▸ Given data:
══════════════════════════════

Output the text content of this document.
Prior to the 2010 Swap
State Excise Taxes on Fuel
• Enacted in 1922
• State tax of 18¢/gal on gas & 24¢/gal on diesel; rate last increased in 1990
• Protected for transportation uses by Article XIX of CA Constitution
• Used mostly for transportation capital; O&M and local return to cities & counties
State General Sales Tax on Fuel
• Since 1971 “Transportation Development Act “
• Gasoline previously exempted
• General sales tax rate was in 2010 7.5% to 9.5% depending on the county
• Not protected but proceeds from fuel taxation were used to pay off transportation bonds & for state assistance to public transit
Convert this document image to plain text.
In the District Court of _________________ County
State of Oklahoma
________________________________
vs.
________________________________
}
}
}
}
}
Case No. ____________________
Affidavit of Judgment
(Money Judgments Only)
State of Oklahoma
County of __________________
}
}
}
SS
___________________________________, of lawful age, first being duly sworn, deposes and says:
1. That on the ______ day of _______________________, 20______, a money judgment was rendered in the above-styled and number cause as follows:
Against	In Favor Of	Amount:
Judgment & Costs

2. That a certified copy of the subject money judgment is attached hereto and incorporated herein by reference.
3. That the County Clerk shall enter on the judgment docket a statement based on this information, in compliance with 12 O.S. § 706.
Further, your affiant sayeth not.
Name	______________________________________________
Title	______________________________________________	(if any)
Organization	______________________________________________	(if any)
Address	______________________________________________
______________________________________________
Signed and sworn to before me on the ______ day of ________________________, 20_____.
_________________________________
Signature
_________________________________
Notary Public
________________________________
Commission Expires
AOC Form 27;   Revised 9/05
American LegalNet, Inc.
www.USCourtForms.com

══════════════════════════════

▸ Task brief: In the entries above, how many lines contain the word "General"? Answer with the number only.

▸ Answer for this exercise: 2